- _Given information_:
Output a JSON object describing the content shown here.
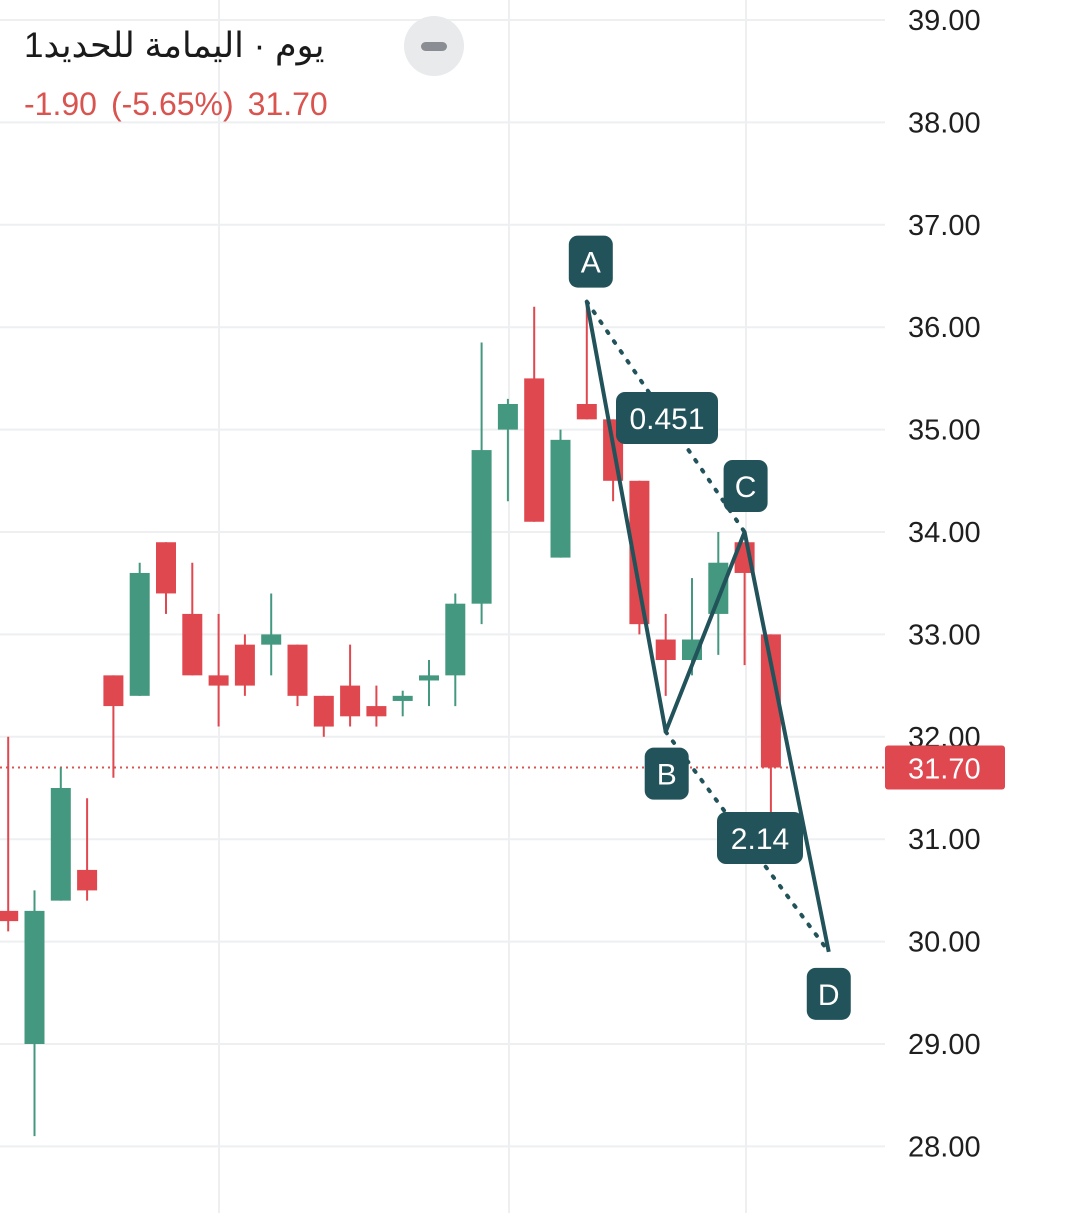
{
  "header": {
    "title": "يوم · اليمامة للحديد",
    "interval": "1",
    "change": "-1.90",
    "change_pct": "(-5.65%)",
    "last": "31.70"
  },
  "colors": {
    "up": "#44987f",
    "down": "#e0484f",
    "pattern": "#22535b",
    "grid": "#eeeff1",
    "price_line": "#d9534f",
    "text": "#1f1f1f"
  },
  "chart_data": {
    "type": "candlestick",
    "ylim": [
      28,
      39
    ],
    "y_ticks": [
      "39.00",
      "38.00",
      "37.00",
      "36.00",
      "35.00",
      "34.00",
      "33.00",
      "32.00",
      "31.00",
      "30.00",
      "29.00",
      "28.00"
    ],
    "last_price": 31.7,
    "last_price_label": "31.70",
    "candles": [
      {
        "i": -1,
        "o": 30.3,
        "h": 32.0,
        "l": 30.1,
        "c": 30.2
      },
      {
        "i": 0,
        "o": 29.0,
        "h": 30.5,
        "l": 28.1,
        "c": 30.3
      },
      {
        "i": 1,
        "o": 30.4,
        "h": 31.7,
        "l": 30.4,
        "c": 31.5
      },
      {
        "i": 2,
        "o": 30.7,
        "h": 31.4,
        "l": 30.4,
        "c": 30.5
      },
      {
        "i": 3,
        "o": 32.6,
        "h": 32.6,
        "l": 31.6,
        "c": 32.3
      },
      {
        "i": 4,
        "o": 32.4,
        "h": 33.7,
        "l": 32.4,
        "c": 33.6
      },
      {
        "i": 5,
        "o": 33.9,
        "h": 33.9,
        "l": 33.2,
        "c": 33.4
      },
      {
        "i": 6,
        "o": 33.2,
        "h": 33.7,
        "l": 32.6,
        "c": 32.6
      },
      {
        "i": 7,
        "o": 32.6,
        "h": 33.2,
        "l": 32.1,
        "c": 32.5
      },
      {
        "i": 8,
        "o": 32.9,
        "h": 33.0,
        "l": 32.4,
        "c": 32.5
      },
      {
        "i": 9,
        "o": 32.9,
        "h": 33.4,
        "l": 32.6,
        "c": 33.0
      },
      {
        "i": 10,
        "o": 32.9,
        "h": 32.9,
        "l": 32.3,
        "c": 32.4
      },
      {
        "i": 11,
        "o": 32.4,
        "h": 32.4,
        "l": 32.0,
        "c": 32.1
      },
      {
        "i": 12,
        "o": 32.5,
        "h": 32.9,
        "l": 32.1,
        "c": 32.2
      },
      {
        "i": 13,
        "o": 32.3,
        "h": 32.5,
        "l": 32.1,
        "c": 32.2
      },
      {
        "i": 14,
        "o": 32.35,
        "h": 32.45,
        "l": 32.2,
        "c": 32.4
      },
      {
        "i": 15,
        "o": 32.55,
        "h": 32.75,
        "l": 32.3,
        "c": 32.6
      },
      {
        "i": 16,
        "o": 32.6,
        "h": 33.4,
        "l": 32.3,
        "c": 33.3
      },
      {
        "i": 17,
        "o": 33.3,
        "h": 35.85,
        "l": 33.1,
        "c": 34.8
      },
      {
        "i": 18,
        "o": 35.0,
        "h": 35.3,
        "l": 34.3,
        "c": 35.25
      },
      {
        "i": 19,
        "o": 35.5,
        "h": 36.2,
        "l": 34.1,
        "c": 34.1
      },
      {
        "i": 20,
        "o": 33.75,
        "h": 35.0,
        "l": 33.75,
        "c": 34.9
      },
      {
        "i": 21,
        "o": 35.25,
        "h": 36.25,
        "l": 35.1,
        "c": 35.1
      },
      {
        "i": 22,
        "o": 35.1,
        "h": 35.1,
        "l": 34.3,
        "c": 34.5
      },
      {
        "i": 23,
        "o": 34.5,
        "h": 34.5,
        "l": 33.0,
        "c": 33.1
      },
      {
        "i": 24,
        "o": 32.95,
        "h": 33.2,
        "l": 32.4,
        "c": 32.75
      },
      {
        "i": 25,
        "o": 32.75,
        "h": 33.55,
        "l": 32.6,
        "c": 32.95
      },
      {
        "i": 26,
        "o": 33.2,
        "h": 34.0,
        "l": 32.8,
        "c": 33.7
      },
      {
        "i": 27,
        "o": 33.9,
        "h": 33.9,
        "l": 32.7,
        "c": 33.6
      },
      {
        "i": 28,
        "o": 33.0,
        "h": 33.0,
        "l": 31.1,
        "c": 31.7
      }
    ],
    "pattern": {
      "points": [
        {
          "label": "A",
          "i": 21,
          "price": 36.25
        },
        {
          "label": "B",
          "i": 24,
          "price": 32.05
        },
        {
          "label": "C",
          "i": 27,
          "price": 34.0
        },
        {
          "label": "D",
          "i": 30.2,
          "price": 29.9
        }
      ],
      "ratios": [
        {
          "label": "0.451",
          "from": "A",
          "to": "C"
        },
        {
          "label": "2.14",
          "from": "B",
          "to": "D"
        }
      ]
    }
  }
}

- _Stated task_: Reproduce the records, all of them, word for word; omit the pictures.

- _Completed task_:
Output a JSON object describing the content shown here.
{
  "header": {
    "title": "يوم · اليمامة للحديد",
    "interval": "1",
    "change": "-1.90",
    "change_pct": "(-5.65%)",
    "last": "31.70"
  },
  "colors": {
    "up": "#44987f",
    "down": "#e0484f",
    "pattern": "#22535b",
    "grid": "#eeeff1",
    "price_line": "#d9534f",
    "text": "#1f1f1f"
  },
  "chart_data": {
    "type": "candlestick",
    "ylim": [
      28,
      39
    ],
    "y_ticks": [
      "39.00",
      "38.00",
      "37.00",
      "36.00",
      "35.00",
      "34.00",
      "33.00",
      "32.00",
      "31.00",
      "30.00",
      "29.00",
      "28.00"
    ],
    "last_price": 31.7,
    "last_price_label": "31.70",
    "candles": [
      {
        "i": -1,
        "o": 30.3,
        "h": 32.0,
        "l": 30.1,
        "c": 30.2
      },
      {
        "i": 0,
        "o": 29.0,
        "h": 30.5,
        "l": 28.1,
        "c": 30.3
      },
      {
        "i": 1,
        "o": 30.4,
        "h": 31.7,
        "l": 30.4,
        "c": 31.5
      },
      {
        "i": 2,
        "o": 30.7,
        "h": 31.4,
        "l": 30.4,
        "c": 30.5
      },
      {
        "i": 3,
        "o": 32.6,
        "h": 32.6,
        "l": 31.6,
        "c": 32.3
      },
      {
        "i": 4,
        "o": 32.4,
        "h": 33.7,
        "l": 32.4,
        "c": 33.6
      },
      {
        "i": 5,
        "o": 33.9,
        "h": 33.9,
        "l": 33.2,
        "c": 33.4
      },
      {
        "i": 6,
        "o": 33.2,
        "h": 33.7,
        "l": 32.6,
        "c": 32.6
      },
      {
        "i": 7,
        "o": 32.6,
        "h": 33.2,
        "l": 32.1,
        "c": 32.5
      },
      {
        "i": 8,
        "o": 32.9,
        "h": 33.0,
        "l": 32.4,
        "c": 32.5
      },
      {
        "i": 9,
        "o": 32.9,
        "h": 33.4,
        "l": 32.6,
        "c": 33.0
      },
      {
        "i": 10,
        "o": 32.9,
        "h": 32.9,
        "l": 32.3,
        "c": 32.4
      },
      {
        "i": 11,
        "o": 32.4,
        "h": 32.4,
        "l": 32.0,
        "c": 32.1
      },
      {
        "i": 12,
        "o": 32.5,
        "h": 32.9,
        "l": 32.1,
        "c": 32.2
      },
      {
        "i": 13,
        "o": 32.3,
        "h": 32.5,
        "l": 32.1,
        "c": 32.2
      },
      {
        "i": 14,
        "o": 32.35,
        "h": 32.45,
        "l": 32.2,
        "c": 32.4
      },
      {
        "i": 15,
        "o": 32.55,
        "h": 32.75,
        "l": 32.3,
        "c": 32.6
      },
      {
        "i": 16,
        "o": 32.6,
        "h": 33.4,
        "l": 32.3,
        "c": 33.3
      },
      {
        "i": 17,
        "o": 33.3,
        "h": 35.85,
        "l": 33.1,
        "c": 34.8
      },
      {
        "i": 18,
        "o": 35.0,
        "h": 35.3,
        "l": 34.3,
        "c": 35.25
      },
      {
        "i": 19,
        "o": 35.5,
        "h": 36.2,
        "l": 34.1,
        "c": 34.1
      },
      {
        "i": 20,
        "o": 33.75,
        "h": 35.0,
        "l": 33.75,
        "c": 34.9
      },
      {
        "i": 21,
        "o": 35.25,
        "h": 36.25,
        "l": 35.1,
        "c": 35.1
      },
      {
        "i": 22,
        "o": 35.1,
        "h": 35.1,
        "l": 34.3,
        "c": 34.5
      },
      {
        "i": 23,
        "o": 34.5,
        "h": 34.5,
        "l": 33.0,
        "c": 33.1
      },
      {
        "i": 24,
        "o": 32.95,
        "h": 33.2,
        "l": 32.4,
        "c": 32.75
      },
      {
        "i": 25,
        "o": 32.75,
        "h": 33.55,
        "l": 32.6,
        "c": 32.95
      },
      {
        "i": 26,
        "o": 33.2,
        "h": 34.0,
        "l": 32.8,
        "c": 33.7
      },
      {
        "i": 27,
        "o": 33.9,
        "h": 33.9,
        "l": 32.7,
        "c": 33.6
      },
      {
        "i": 28,
        "o": 33.0,
        "h": 33.0,
        "l": 31.1,
        "c": 31.7
      }
    ],
    "pattern": {
      "points": [
        {
          "label": "A",
          "i": 21,
          "price": 36.25
        },
        {
          "label": "B",
          "i": 24,
          "price": 32.05
        },
        {
          "label": "C",
          "i": 27,
          "price": 34.0
        },
        {
          "label": "D",
          "i": 30.2,
          "price": 29.9
        }
      ],
      "ratios": [
        {
          "label": "0.451",
          "from": "A",
          "to": "C"
        },
        {
          "label": "2.14",
          "from": "B",
          "to": "D"
        }
      ]
    }
  }
}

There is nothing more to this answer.